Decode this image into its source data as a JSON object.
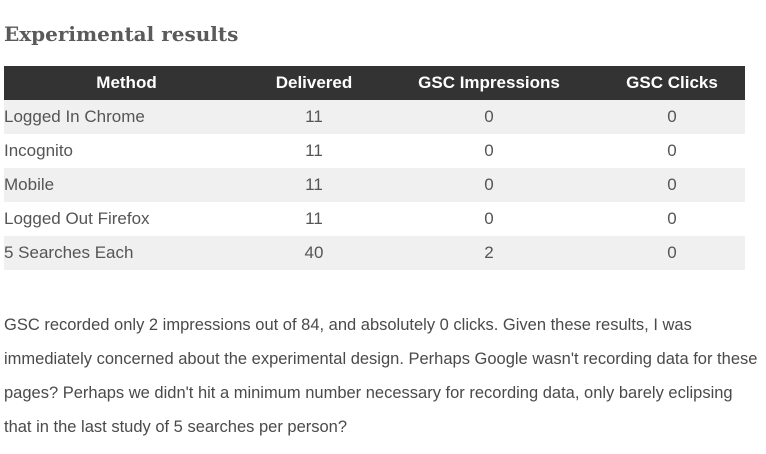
{
  "heading": "Experimental results",
  "table": {
    "headers": [
      "Method",
      "Delivered",
      "GSC Impressions",
      "GSC Clicks"
    ],
    "rows": [
      {
        "method": "Logged In Chrome",
        "delivered": "11",
        "impressions": "0",
        "clicks": "0"
      },
      {
        "method": "Incognito",
        "delivered": "11",
        "impressions": "0",
        "clicks": "0"
      },
      {
        "method": "Mobile",
        "delivered": "11",
        "impressions": "0",
        "clicks": "0"
      },
      {
        "method": "Logged Out Firefox",
        "delivered": "11",
        "impressions": "0",
        "clicks": "0"
      },
      {
        "method": "5 Searches Each",
        "delivered": "40",
        "impressions": "2",
        "clicks": "0"
      }
    ]
  },
  "paragraph": "GSC recorded only 2 impressions out of 84, and absolutely 0 clicks. Given these results, I was immediately concerned about the experimental design. Perhaps Google wasn't recording data for these pages? Perhaps we didn't hit a minimum number necessary for recording data, only barely eclipsing that in the last study of 5 searches per person?"
}
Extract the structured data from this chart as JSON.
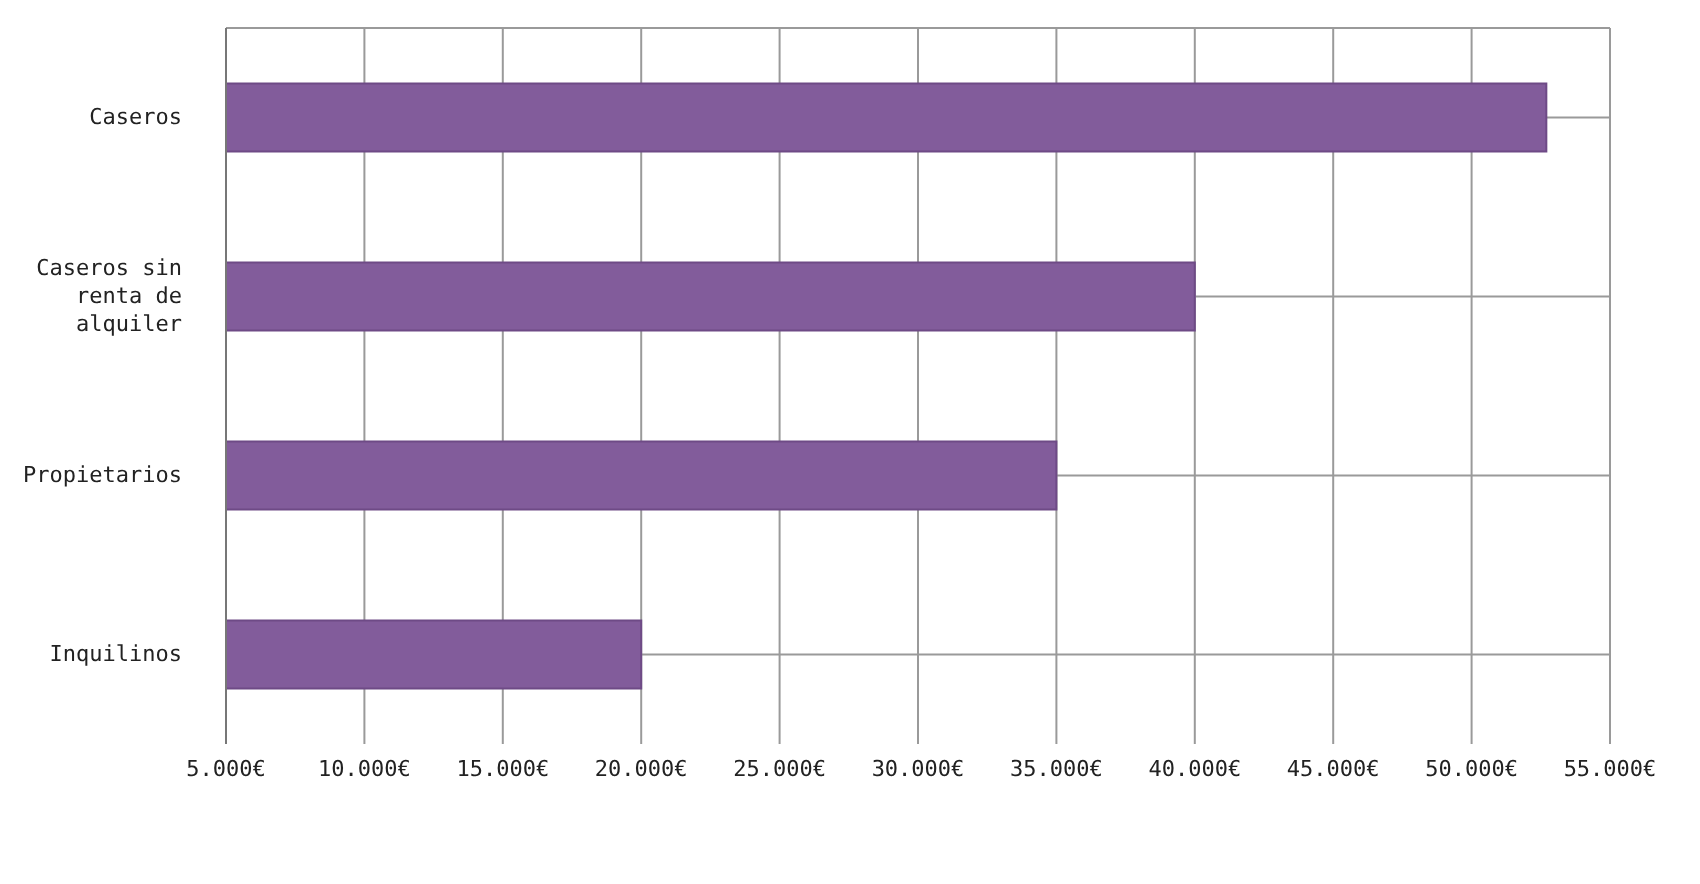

Goal:
Lines containing the word "results" must all be returned from the material above.

The output:
  "heading": "Experimental results",
  "paragraph": "GSC recorded only 2 impressions out of 84, and absolutely 0 clicks. Given these results, I was immediately concerned about the experimental design. Perhaps Google wasn't recording data for these pages? Perhaps we didn't hit a minimum number necessary for recording data, only barely eclipsing that in the last study of 5 searches per person?"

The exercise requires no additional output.